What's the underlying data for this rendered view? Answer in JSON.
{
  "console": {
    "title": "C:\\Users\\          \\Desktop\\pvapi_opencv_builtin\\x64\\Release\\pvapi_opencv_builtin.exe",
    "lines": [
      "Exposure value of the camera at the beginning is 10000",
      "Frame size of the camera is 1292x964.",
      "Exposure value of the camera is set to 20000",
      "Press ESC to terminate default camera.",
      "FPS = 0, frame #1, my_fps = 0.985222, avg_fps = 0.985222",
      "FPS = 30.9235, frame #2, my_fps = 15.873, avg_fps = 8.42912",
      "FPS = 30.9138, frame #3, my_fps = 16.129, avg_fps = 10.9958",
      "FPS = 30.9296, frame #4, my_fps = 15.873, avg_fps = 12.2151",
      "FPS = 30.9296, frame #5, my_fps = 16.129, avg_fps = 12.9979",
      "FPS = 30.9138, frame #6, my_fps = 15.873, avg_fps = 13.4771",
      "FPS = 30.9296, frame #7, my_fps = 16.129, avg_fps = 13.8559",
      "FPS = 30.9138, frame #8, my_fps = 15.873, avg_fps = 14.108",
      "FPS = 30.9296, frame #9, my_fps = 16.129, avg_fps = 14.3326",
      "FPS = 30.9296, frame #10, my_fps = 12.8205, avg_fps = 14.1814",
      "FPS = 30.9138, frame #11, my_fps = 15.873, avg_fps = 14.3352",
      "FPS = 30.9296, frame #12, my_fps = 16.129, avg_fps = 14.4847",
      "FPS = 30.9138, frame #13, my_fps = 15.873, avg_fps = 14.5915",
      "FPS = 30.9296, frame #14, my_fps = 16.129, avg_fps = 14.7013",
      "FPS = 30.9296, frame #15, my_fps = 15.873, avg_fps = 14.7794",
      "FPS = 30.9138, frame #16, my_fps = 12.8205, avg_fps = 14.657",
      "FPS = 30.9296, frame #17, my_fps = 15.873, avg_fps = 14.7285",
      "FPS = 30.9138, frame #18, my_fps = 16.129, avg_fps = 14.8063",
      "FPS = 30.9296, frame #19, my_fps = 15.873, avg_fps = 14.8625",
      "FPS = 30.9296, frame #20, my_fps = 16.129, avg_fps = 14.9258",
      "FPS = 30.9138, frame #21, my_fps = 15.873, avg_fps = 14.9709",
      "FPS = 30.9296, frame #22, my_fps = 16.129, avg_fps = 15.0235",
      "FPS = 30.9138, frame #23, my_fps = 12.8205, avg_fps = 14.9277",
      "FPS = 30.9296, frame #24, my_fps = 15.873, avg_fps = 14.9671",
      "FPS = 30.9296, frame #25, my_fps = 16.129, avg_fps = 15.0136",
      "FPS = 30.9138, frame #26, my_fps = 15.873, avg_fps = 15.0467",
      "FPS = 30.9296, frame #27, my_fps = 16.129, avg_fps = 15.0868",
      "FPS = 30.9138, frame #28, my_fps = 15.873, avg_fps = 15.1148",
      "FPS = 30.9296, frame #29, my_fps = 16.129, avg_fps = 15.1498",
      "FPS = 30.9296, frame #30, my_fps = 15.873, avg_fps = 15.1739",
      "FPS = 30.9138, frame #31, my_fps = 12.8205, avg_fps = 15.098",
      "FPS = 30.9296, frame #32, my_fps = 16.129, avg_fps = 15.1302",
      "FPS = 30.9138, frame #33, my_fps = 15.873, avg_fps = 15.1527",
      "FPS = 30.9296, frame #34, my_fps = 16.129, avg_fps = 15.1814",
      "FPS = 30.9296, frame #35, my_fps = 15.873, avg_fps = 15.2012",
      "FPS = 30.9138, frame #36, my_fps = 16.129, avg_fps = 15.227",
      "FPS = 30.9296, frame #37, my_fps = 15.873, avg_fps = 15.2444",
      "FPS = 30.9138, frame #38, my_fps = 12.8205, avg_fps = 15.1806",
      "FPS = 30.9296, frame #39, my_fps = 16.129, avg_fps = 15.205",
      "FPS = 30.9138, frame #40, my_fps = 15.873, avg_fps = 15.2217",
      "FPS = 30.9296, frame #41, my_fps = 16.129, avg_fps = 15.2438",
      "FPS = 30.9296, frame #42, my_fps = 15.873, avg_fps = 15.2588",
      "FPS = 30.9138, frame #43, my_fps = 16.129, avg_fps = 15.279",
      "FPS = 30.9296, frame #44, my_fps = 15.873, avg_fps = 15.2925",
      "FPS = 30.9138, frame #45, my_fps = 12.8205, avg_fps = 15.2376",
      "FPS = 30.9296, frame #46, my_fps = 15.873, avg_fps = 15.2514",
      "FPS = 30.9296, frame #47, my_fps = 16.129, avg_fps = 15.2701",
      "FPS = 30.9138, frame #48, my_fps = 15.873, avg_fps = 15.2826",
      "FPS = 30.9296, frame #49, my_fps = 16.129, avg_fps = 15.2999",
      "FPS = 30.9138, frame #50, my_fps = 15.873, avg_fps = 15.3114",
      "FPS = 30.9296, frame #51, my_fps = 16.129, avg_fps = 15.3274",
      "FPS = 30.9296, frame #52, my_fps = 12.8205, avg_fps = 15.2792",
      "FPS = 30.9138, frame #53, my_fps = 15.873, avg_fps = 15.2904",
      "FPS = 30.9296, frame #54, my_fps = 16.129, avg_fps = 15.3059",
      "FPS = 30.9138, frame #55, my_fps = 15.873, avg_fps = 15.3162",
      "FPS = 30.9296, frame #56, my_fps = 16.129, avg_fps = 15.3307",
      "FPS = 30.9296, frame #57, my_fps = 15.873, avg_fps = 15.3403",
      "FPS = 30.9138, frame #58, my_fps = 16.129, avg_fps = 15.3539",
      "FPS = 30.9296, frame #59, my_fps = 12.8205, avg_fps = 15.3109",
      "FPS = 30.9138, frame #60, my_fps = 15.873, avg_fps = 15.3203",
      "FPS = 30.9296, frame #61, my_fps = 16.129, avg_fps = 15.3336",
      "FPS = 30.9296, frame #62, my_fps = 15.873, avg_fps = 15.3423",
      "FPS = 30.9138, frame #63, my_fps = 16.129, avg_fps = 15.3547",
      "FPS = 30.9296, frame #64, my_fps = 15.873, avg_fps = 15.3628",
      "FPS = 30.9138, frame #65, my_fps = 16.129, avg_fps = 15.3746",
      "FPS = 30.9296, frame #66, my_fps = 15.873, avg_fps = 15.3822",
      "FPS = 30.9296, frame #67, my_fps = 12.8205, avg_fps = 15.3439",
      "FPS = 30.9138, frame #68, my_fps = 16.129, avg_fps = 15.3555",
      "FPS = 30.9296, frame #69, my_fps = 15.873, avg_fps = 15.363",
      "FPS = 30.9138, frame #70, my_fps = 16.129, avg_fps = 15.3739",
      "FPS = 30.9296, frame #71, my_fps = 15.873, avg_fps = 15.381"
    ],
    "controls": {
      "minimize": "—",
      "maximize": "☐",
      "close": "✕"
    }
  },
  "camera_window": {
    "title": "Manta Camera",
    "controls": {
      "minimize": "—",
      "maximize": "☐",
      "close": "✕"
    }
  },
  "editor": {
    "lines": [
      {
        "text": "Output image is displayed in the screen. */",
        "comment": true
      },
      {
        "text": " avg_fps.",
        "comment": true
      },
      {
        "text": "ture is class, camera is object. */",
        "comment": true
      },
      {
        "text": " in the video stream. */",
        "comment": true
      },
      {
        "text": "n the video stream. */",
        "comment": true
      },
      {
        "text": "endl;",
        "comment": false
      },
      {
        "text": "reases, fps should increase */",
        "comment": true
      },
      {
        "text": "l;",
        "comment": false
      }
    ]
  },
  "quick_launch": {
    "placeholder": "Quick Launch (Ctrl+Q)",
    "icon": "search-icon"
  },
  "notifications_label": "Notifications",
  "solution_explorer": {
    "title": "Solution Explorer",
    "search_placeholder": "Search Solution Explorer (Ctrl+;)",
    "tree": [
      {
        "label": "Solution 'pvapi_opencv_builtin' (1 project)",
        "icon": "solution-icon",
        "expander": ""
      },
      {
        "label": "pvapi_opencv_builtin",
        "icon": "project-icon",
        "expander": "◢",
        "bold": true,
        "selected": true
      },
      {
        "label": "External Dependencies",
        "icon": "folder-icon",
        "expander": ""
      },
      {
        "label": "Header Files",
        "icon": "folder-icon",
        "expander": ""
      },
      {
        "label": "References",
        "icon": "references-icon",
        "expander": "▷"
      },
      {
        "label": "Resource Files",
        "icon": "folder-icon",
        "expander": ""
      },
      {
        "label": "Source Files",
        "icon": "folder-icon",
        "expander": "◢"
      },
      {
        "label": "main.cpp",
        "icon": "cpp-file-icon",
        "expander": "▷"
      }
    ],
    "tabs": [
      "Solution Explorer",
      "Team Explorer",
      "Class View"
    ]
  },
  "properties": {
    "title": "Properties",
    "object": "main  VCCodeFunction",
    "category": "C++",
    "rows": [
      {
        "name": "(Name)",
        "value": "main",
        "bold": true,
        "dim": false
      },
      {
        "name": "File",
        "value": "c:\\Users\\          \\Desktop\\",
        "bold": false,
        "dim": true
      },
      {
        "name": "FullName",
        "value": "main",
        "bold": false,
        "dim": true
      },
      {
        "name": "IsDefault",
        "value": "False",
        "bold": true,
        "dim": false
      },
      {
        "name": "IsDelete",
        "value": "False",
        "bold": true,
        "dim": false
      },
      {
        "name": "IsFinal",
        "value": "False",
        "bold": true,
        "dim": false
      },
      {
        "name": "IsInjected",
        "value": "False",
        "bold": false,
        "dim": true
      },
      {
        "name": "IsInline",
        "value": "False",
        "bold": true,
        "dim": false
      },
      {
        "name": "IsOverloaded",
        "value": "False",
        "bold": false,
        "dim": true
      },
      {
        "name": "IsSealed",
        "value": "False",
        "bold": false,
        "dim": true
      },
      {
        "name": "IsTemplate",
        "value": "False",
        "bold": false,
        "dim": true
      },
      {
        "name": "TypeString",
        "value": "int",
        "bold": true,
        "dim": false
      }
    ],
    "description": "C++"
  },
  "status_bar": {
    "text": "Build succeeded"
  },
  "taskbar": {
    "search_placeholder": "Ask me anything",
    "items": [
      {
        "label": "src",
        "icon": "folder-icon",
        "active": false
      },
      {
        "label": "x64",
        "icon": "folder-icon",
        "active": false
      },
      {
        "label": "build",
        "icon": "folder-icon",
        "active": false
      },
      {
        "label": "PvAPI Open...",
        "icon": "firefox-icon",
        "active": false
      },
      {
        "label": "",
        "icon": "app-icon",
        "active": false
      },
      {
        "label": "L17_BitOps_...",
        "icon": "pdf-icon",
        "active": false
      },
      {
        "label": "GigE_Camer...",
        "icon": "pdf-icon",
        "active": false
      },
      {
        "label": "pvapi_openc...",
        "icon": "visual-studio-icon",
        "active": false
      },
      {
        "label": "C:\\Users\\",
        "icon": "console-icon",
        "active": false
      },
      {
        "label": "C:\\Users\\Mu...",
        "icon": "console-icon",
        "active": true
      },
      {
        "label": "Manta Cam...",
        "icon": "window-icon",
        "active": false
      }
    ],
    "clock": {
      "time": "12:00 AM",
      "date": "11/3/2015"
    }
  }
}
......
Only the number is wanted: how many lines in the data include the word "project"?

2